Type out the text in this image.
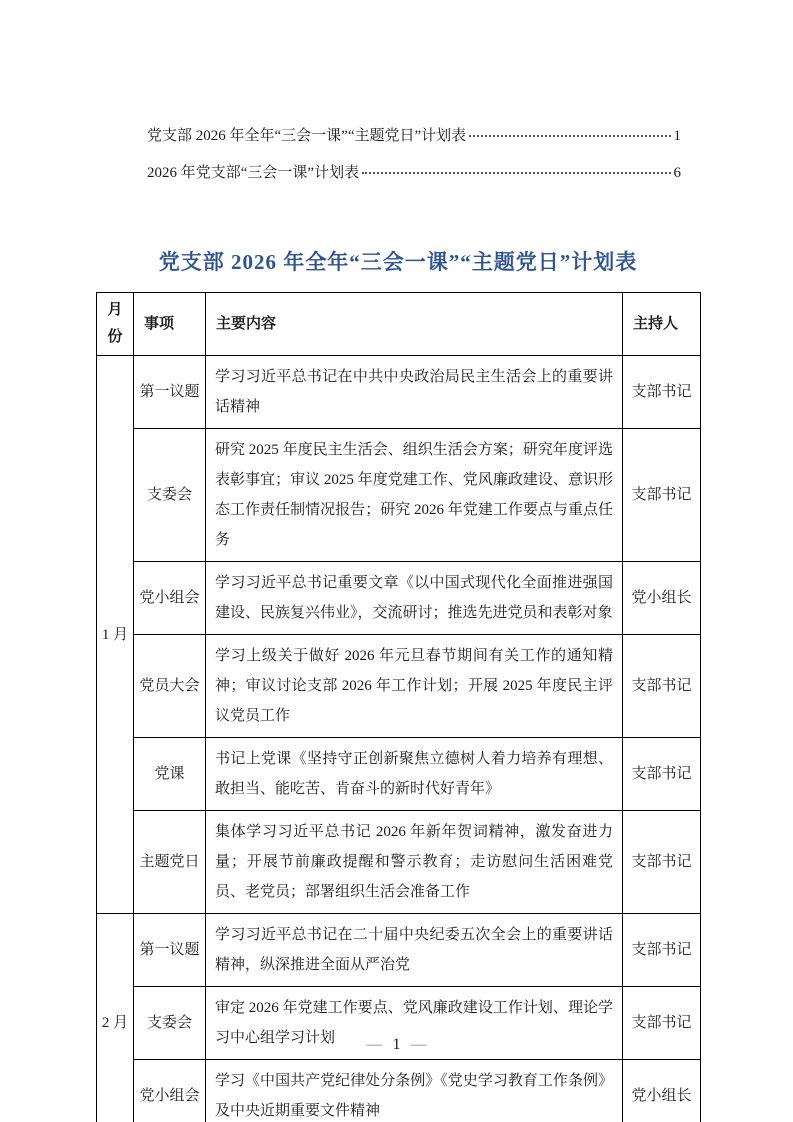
党支部 2026 年全年“三会一课”“主题党日”计划表	1
2026 年党支部“三会一课”计划表	6
党支部 2026 年全年“三会一课”“主题党日”计划表
月份	事项	主要内容	主持人
1 月	第一议题	学习习近平总书记在中共中央政治局民主生活会上的重要讲话精神	支部书记
	支委会	研究 2025 年度民主生活会、组织生活会方案；研究年度评选表彰事宜；审议 2025 年度党建工作、党风廉政建设、意识形态工作责任制情况报告；研究 2026 年党建工作要点与重点任务	支部书记
	党小组会	学习习近平总书记重要文章《以中国式现代化全面推进强国建设、民族复兴伟业》，交流研讨；推选先进党员和表彰对象	党小组长
	党员大会	学习上级关于做好 2026 年元旦春节期间有关工作的通知精神；审议讨论支部 2026 年工作计划；开展 2025 年度民主评议党员工作	支部书记
	党课	书记上党课《坚持守正创新聚焦立德树人着力培养有理想、敢担当、能吃苦、肯奋斗的新时代好青年》	支部书记
	主题党日	集体学习习近平总书记 2026 年新年贺词精神，激发奋进力量；开展节前廉政提醒和警示教育；走访慰问生活困难党员、老党员；部署组织生活会准备工作	支部书记
2 月	第一议题	学习习近平总书记在二十届中央纪委五次全会上的重要讲话精神，纵深推进全面从严治党	支部书记
	支委会	审定 2026 年党建工作要点、党风廉政建设工作计划、理论学习中心组学习计划	支部书记
	党小组会	学习《中国共产党纪律处分条例》《党史学习教育工作条例》及中央近期重要文件精神	党小组长
— 1 —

====

Directions for this task: Output a single number: how many lines contain the word "三会一课".

The completed task: 3